# What next ?



## MeCorby (Nov 28, 2016)

Just wondering - What's next ? What should I do as EA other then learn few questions given after initiation ? How was it with you ? 


Sent from my iPhone using My Freemasonry


----------



## Brother JC (Nov 28, 2016)

Learn the questions, attend as many EA degrees as possible, ponder the wealth of information you were given during your degree.


----------



## Bloke (Nov 28, 2016)

MeCorby said:


> Just wondering - What's next ? What should I do as EA other then learn few questions given after initiation ? How was it with you ?
> 
> 
> Sent from my iPhone using My Freemasonry


Hi Bro

It took me a while to find my feet. At meetings, asking if they need help, esp with dinner can be a good move.

I recommend not doing a heap of research until you're a Master Mason when use can use your full overview to delve into symbolism and history, but asking questions about your first degree, especially going to see another, is a very good idea. Seeing someone else initiated should be high on your priority list, as should be making sure you get around your own lodge to greet everyone and say hello. Another priority should be making every meeting you can....

OBJECTIVE: Pick up the Freemasonry forum thread on what a new member should do after initiation, and write the next part of the text from its final sentence on.

RECORDS PROVIDED:
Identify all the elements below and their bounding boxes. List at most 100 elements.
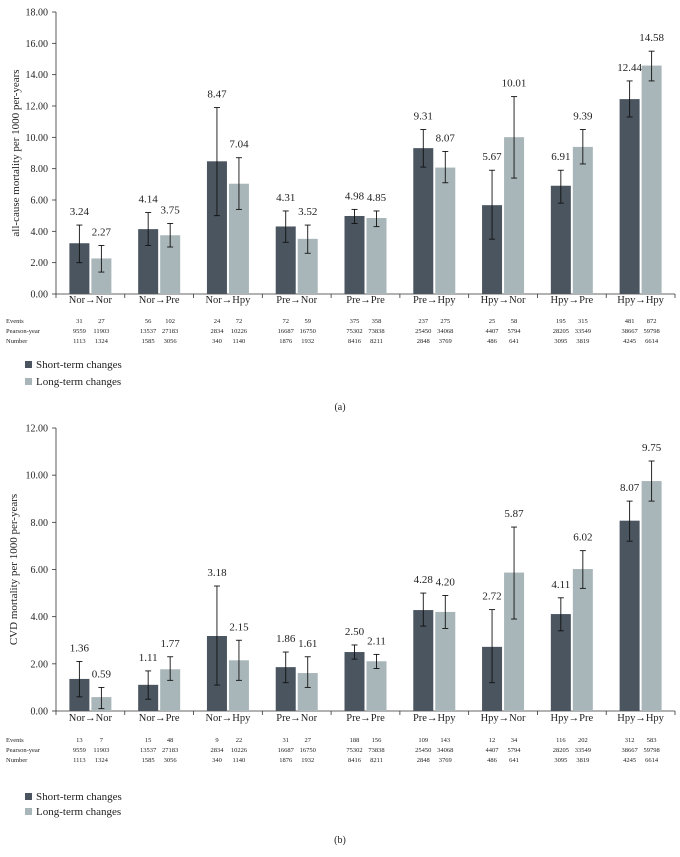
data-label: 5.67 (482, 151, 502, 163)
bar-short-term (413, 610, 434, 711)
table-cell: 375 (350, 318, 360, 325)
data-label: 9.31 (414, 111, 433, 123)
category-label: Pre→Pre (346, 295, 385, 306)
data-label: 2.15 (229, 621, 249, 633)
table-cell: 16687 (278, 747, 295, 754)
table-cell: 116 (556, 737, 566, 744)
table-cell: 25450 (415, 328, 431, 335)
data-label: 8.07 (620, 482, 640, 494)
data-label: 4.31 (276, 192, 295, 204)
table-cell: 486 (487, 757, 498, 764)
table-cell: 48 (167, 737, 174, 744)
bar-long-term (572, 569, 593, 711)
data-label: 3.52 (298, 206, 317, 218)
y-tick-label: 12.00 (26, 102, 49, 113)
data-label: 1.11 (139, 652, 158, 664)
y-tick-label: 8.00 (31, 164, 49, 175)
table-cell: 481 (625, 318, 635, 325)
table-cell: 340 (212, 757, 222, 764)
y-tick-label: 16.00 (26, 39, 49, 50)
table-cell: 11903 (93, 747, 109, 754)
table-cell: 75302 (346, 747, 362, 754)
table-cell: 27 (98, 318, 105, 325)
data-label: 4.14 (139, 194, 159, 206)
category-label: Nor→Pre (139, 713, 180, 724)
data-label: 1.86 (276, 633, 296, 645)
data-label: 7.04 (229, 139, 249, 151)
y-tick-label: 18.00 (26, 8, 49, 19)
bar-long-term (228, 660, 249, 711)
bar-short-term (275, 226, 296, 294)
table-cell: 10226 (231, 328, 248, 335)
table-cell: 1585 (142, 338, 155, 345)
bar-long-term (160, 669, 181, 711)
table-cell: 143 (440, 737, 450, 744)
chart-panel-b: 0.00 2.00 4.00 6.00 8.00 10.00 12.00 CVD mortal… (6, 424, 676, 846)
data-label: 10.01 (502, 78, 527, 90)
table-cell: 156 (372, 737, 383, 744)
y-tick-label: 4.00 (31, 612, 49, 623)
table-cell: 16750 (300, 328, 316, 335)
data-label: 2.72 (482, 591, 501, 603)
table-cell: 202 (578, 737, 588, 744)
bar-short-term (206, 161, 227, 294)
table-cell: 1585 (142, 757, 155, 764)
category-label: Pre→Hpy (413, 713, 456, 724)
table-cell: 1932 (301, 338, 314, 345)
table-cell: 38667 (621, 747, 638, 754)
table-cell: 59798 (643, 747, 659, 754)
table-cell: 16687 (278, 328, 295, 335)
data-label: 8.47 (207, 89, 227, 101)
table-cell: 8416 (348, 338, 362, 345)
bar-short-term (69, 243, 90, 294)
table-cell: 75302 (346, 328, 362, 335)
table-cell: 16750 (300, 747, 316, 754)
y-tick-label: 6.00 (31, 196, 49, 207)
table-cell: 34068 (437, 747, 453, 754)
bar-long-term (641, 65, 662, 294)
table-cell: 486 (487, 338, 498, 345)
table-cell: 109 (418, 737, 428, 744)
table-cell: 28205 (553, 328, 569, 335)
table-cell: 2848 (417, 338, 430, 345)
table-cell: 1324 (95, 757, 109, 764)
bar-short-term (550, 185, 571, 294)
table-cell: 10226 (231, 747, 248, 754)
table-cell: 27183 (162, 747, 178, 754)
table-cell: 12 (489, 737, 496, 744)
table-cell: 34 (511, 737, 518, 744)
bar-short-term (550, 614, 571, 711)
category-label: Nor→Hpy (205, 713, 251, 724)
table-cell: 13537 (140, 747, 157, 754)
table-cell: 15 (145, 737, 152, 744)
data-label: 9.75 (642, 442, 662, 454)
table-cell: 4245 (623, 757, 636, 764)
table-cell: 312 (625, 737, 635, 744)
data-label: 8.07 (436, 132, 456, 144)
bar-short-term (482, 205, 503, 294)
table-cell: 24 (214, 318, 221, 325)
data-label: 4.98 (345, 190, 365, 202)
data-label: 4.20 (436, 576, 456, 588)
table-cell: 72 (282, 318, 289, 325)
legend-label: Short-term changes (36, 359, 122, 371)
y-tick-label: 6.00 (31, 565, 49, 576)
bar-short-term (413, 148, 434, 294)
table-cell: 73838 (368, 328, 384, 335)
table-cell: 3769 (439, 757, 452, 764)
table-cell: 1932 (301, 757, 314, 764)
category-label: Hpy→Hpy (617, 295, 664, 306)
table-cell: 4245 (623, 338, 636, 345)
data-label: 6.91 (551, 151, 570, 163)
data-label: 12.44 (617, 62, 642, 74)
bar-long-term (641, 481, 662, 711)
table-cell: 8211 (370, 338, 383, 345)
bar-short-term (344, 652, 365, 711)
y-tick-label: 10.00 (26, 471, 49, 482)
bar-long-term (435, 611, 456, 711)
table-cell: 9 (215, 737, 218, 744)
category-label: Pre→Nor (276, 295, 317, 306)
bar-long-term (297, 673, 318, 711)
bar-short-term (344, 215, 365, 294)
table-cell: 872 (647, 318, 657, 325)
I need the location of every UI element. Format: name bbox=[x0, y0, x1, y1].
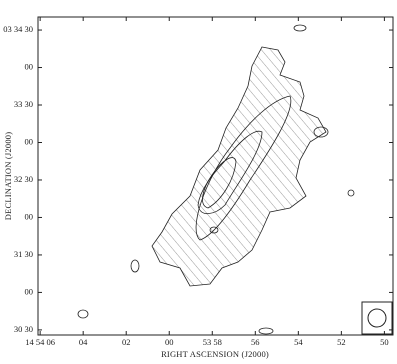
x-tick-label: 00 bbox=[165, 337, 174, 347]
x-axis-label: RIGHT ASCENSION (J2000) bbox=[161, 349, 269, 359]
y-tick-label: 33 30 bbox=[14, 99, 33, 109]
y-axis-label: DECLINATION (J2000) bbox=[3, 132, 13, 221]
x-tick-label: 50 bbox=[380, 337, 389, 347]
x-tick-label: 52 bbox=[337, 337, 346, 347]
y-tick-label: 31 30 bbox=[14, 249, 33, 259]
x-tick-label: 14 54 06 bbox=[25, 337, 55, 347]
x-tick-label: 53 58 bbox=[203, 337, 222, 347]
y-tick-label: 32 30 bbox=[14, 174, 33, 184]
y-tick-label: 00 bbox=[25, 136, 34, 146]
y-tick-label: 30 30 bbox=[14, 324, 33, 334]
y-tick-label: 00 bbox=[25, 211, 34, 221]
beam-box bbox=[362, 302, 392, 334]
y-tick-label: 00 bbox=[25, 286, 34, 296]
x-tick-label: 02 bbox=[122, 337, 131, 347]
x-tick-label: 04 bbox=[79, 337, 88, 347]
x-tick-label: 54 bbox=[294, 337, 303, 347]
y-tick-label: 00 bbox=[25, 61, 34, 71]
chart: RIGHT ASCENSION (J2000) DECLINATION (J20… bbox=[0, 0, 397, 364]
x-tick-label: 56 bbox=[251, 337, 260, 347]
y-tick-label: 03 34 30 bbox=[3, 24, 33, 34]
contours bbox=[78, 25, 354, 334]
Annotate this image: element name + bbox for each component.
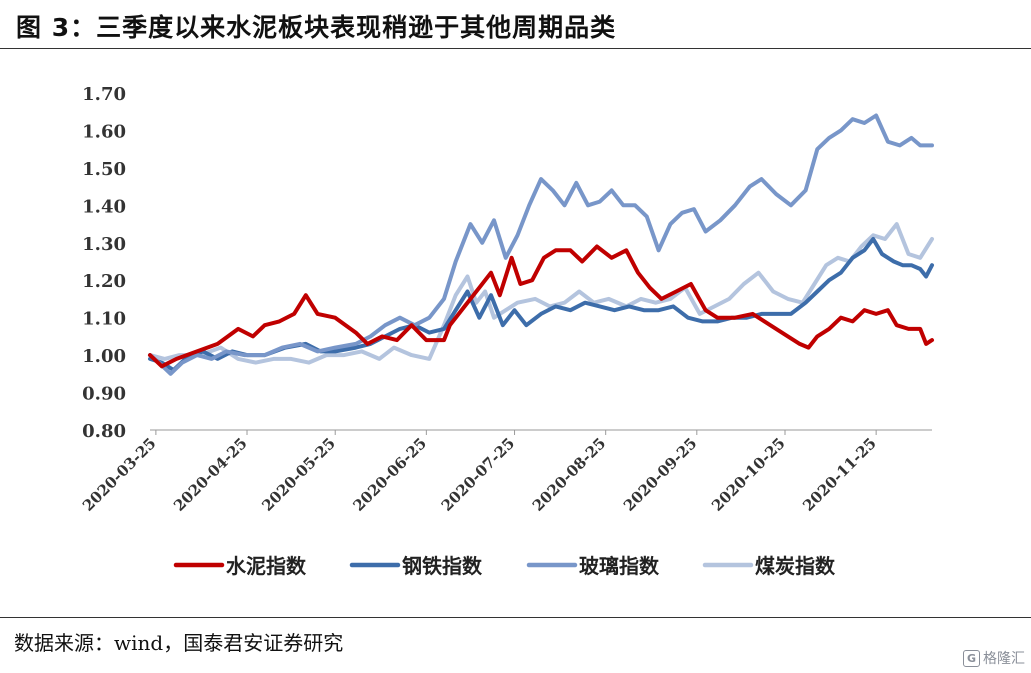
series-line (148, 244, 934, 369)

EXPECTED OUTPUT:
----------



## MeCorby (Nov 28, 2016)

Thank you brethren...I am trying to be proactive as usual. I learnt all questions and answers given after my initiation and also I am going to visit another lodge on 8th of Dec. Cant wait ! 


Sent from my iPhone using My Freemasonry


----------



## acjohnson53 (Nov 29, 2016)

As an Entered Apprentice start getting proficient in that degree, because at that level you are one of main ingredients on the building  Of King Solomon's Temple. We need somebody to help with them rough ashlars...always remember the working tools of an Entered Apprentice...


----------



## Brother_Steve (Nov 29, 2016)

MeCorby said:


> Just wondering - What's next ? What should I do as EA other then learn few questions given after initiation ? How was it with you ?
> 
> 
> Sent from my iPhone using My Freemasonry


Stick to known sources that actually educate you in Masonry if you feel you need to read something outside of what your lodge is giving you to learn.

First: Get to know the meaning behind the phrases of your EA work. I don't mean the hidden meaning. What I do mean is don't just be a parrot. Ask yourself what the obligation means. What is the purpose of the exchange of questions? Know why you're saying what you're saying and to whom you are saying it to.

If you must read something outside of Lodge, I would suggest: https://freemasonry.bcy.ca/library/books_textfiles/introduction_to_freemasonry/intro_fm_ea.pdf 

He writes a FC and a MM book as well. They are short and informative.

Just check with your jurisdiction. I think some jurisdictions classify them as "illegal" for some reason.


----------



## MRichard (Nov 29, 2016)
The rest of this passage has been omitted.